- [Your goal]: Below is a listing to write out in full, exactly as given, without its pictures.
..............................
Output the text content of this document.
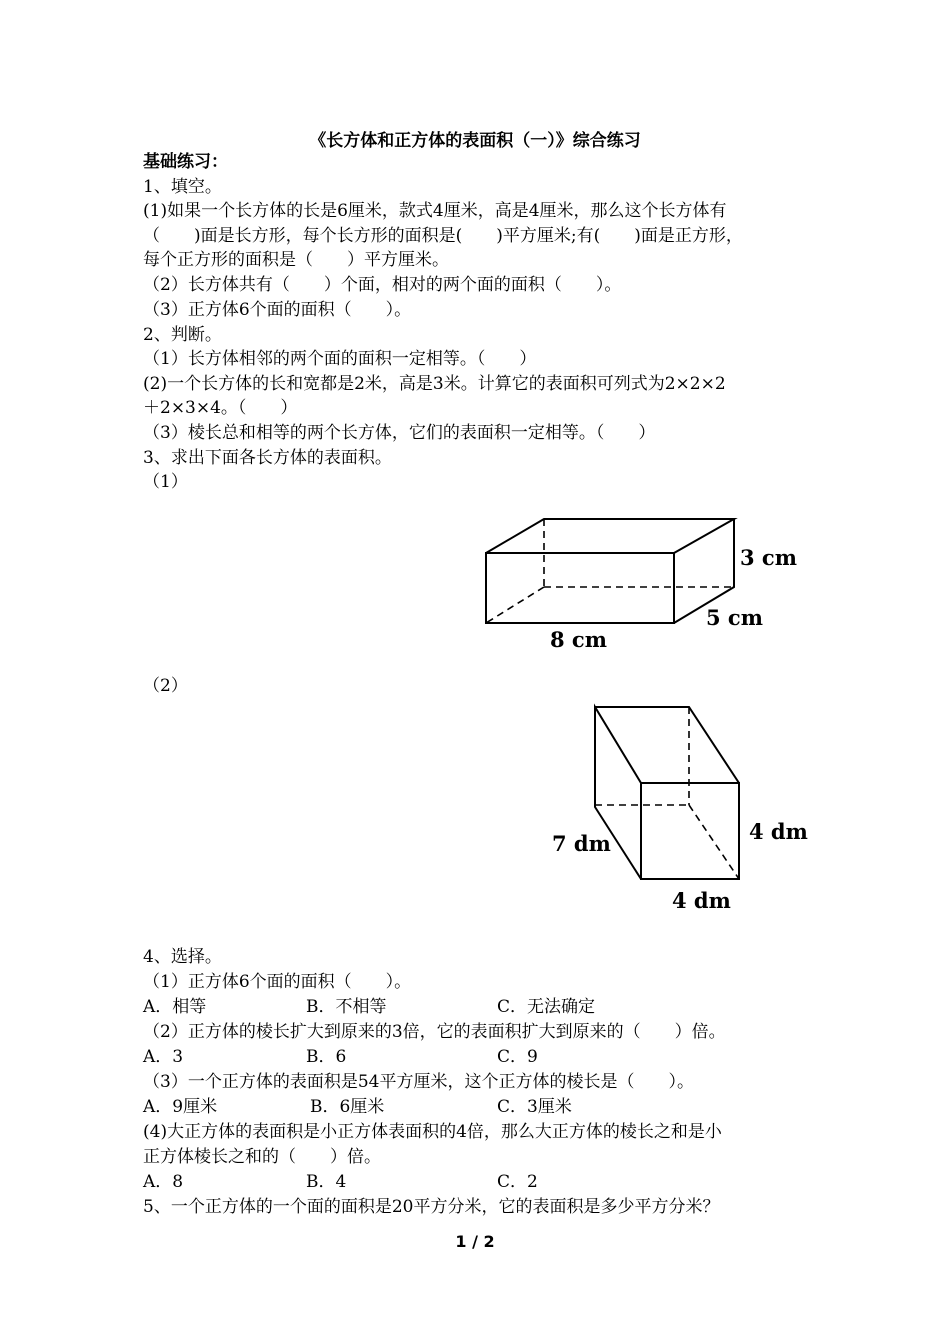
《长方体和正方体的表面积（一）》综合练习
基础练习：
1、填空。
(1)如果一个长方体的长是6厘米，款式4厘米，高是4厘米，那么这个长方体有
（　　)面是长方形，每个长方形的面积是(　　)平方厘米;有(　　)面是正方形，
每个正方形的面积是（　　）平方厘米。
（2）长方体共有（　　）个面，相对的两个面的面积（　　）。
（3）正方体6个面的面积（　　）。
2、判断。
（1）长方体相邻的两个面的面积一定相等。（　　）
(2)一个长方体的长和宽都是2米，高是3米。计算它的表面积可列式为2×2×2
＋2×3×4。（　　）
（3）棱长总和相等的两个长方体，它们的表面积一定相等。（　　）
3、求出下面各长方体的表面积。
（1）
3 cm
5 cm
8 cm
（2）
7 dm	4 dm
4 dm
4、选择。
（1）正方体6个面的面积（　　）。
A．相等	B．不相等	C．无法确定
（2）正方体的棱长扩大到原来的3倍，它的表面积扩大到原来的（　　）倍。
A．3	B．6	C．9
（3）一个正方体的表面积是54平方厘米，这个正方体的棱长是（　　）。
A．9厘米	B．6厘米	C．3厘米
(4)大正方体的表面积是小正方体表面积的4倍，那么大正方体的棱长之和是小
正方体棱长之和的（　　）倍。
A．8	B．4	C．2
5、一个正方体的一个面的面积是20平方分米，它的表面积是多少平方分米？
1 / 2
..............................
- [Complete answer]:
Output the text content of this document.
《长方体和正方体的表面积（一）》综合练习
基础练习：
1、填空。
(1)如果一个长方体的长是6厘米，款式4厘米，高是4厘米，那么这个长方体有
（　　)面是长方形，每个长方形的面积是(　　)平方厘米;有(　　)面是正方形，
每个正方形的面积是（　　）平方厘米。
（2）长方体共有（　　）个面，相对的两个面的面积（　　）。
（3）正方体6个面的面积（　　）。
2、判断。
（1）长方体相邻的两个面的面积一定相等。（　　）
(2)一个长方体的长和宽都是2米，高是3米。计算它的表面积可列式为2×2×2
＋2×3×4。（　　）
（3）棱长总和相等的两个长方体，它们的表面积一定相等。（　　）
3、求出下面各长方体的表面积。
（1）
3 cm
5 cm
8 cm
（2）
7 dm	4 dm
4 dm
4、选择。
（1）正方体6个面的面积（　　）。
A．相等	B．不相等	C．无法确定
（2）正方体的棱长扩大到原来的3倍，它的表面积扩大到原来的（　　）倍。
A．3	B．6	C．9
（3）一个正方体的表面积是54平方厘米，这个正方体的棱长是（　　）。
A．9厘米	B．6厘米	C．3厘米
(4)大正方体的表面积是小正方体表面积的4倍，那么大正方体的棱长之和是小
正方体棱长之和的（　　）倍。
A．8	B．4	C．2
5、一个正方体的一个面的面积是20平方分米，它的表面积是多少平方分米？
1 / 2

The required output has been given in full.